Content-Transfer-Encoding: 7bit
Content-Disposition: inline;
filename="threadjam.cpp"
/*
* Thread-creation bug reproducer.
*
* Author: jimrees@itasoftware.com
*
* Starting with nearly any 2.4 kernel, on SMP platforms (both Intel
* and AMD), it appears that newly created threads sometimes get an
* inconsistent view of memory. This program is intended to reproduce
* the problem, but it can sometimes take a while. I have seen
* reproducible failures on 2.4.2, 2.4.5, 2.4.8, 2.4.9, and 2.4.14.
*
* main() starts off by creating 'M' leaf-creator threads, each of
* these rendezvous before starting to fire off children. Then each
* leaf-creator fires off 'N' threads, and gives each a pointer to a
* plain data structure where the fourth element must be the sum of
* the first three, and the first three are randomly generated. The
* subthread then 'validates' the structure, complains if the
* condition fails, and exits.
*
* Typical behavior includes segfaults, complaint of failure, and
* complaint of failure followed immediately by segfault. I would
* guess that if a failure can be detected, then there's also a good
* chance the thread that detected the failure has an inconsistent
* view of its own stack -- hence the segfaults. Note that I never
* seen any other running program affected by this behavior, nor have
* I seen any kernel panics/oops or system hangs. The multi-threaded
* program is the only program affected.
*
* With default arguments, the program usually crashes within a few
* seconds, though some cases take longer -- 4 minutes with no crashes
* is probably sufficient to say the bug is fixed.
*
* Usually, I get the crashes quick if nothing else on the system is
* consuming significant CPU time. Though, I have seen crashes happen
* during kernel builds too.

## [Information shown]

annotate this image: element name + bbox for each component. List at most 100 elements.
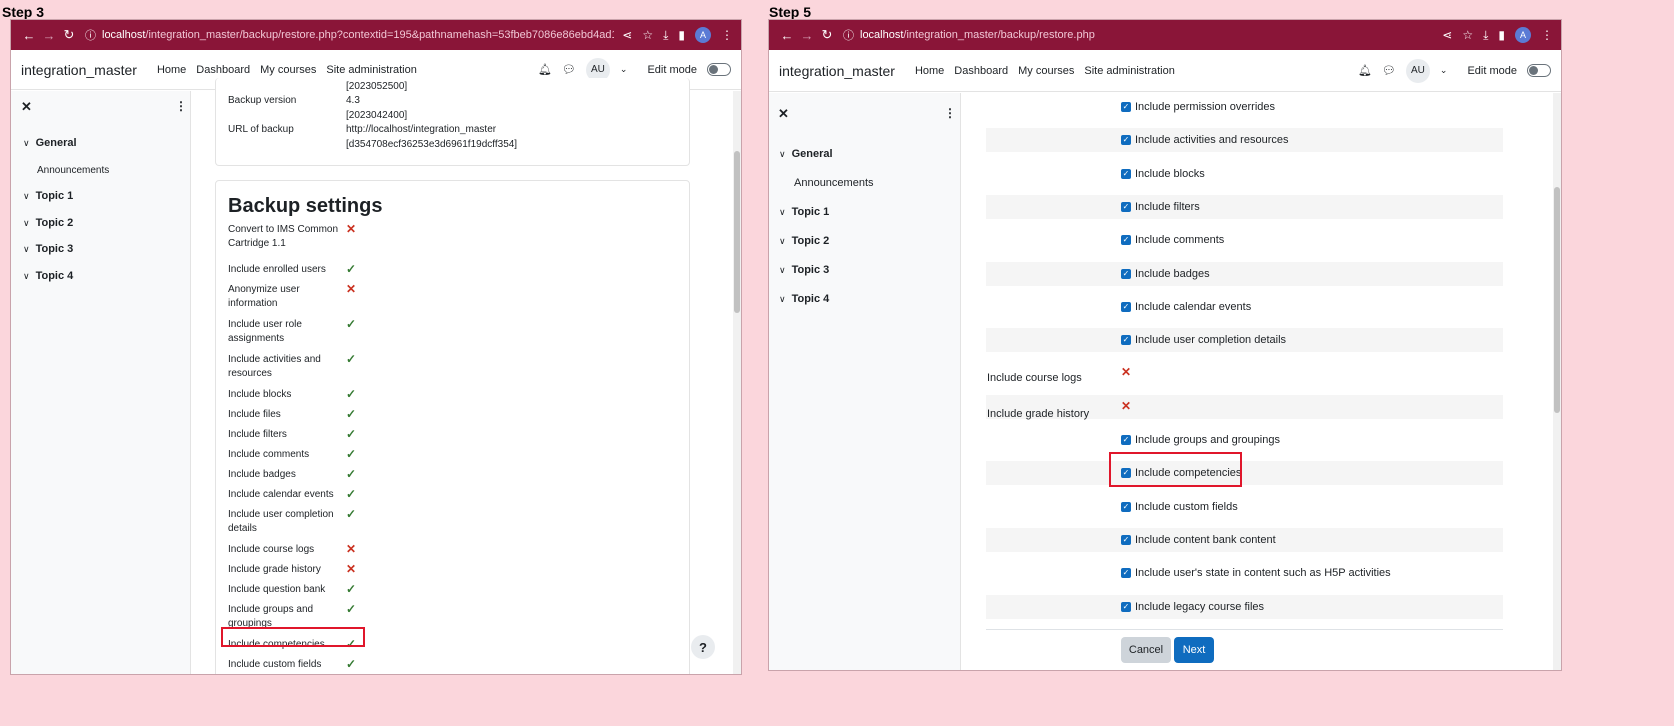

## [Written instruction A]
Please write out the part of the thread-creation bug comment above that opens with the words containing "Content-Transfer-Encoding: 7bit" and closes with "2.4.9, and 2.4.14.".
## [Written instruction B]
Answer these questions from the thread-creation bug comment above:
(i) On which kernel versions does the author report reproducible failures?
(ii) What must the fourth element of the data structure equal?
(iii) How long a run with no crashes is probably enough to say the bug is fixed?

## [Correct response A]
Content-Transfer-Encoding: 7bit
Content-Disposition: inline;
filename="threadjam.cpp"
/*
* Thread-creation bug reproducer.
*
* Author: jimrees@itasoftware.com
*
* Starting with nearly any 2.4 kernel, on SMP platforms (both Intel
* and AMD), it appears that newly created threads sometimes get an
* inconsistent view of memory. This program is intended to reproduce
* the problem, but it can sometimes take a while. I have seen
* reproducible failures on 2.4.2, 2.4.5, 2.4.8, 2.4.9, and 2.4.14.

## [Correct response B]
(i) 2.4.2, 2.4.5, 2.4.8, 2.4.9, and 2.4.14
(ii) The sum of the first three elements
(iii) 4 minutes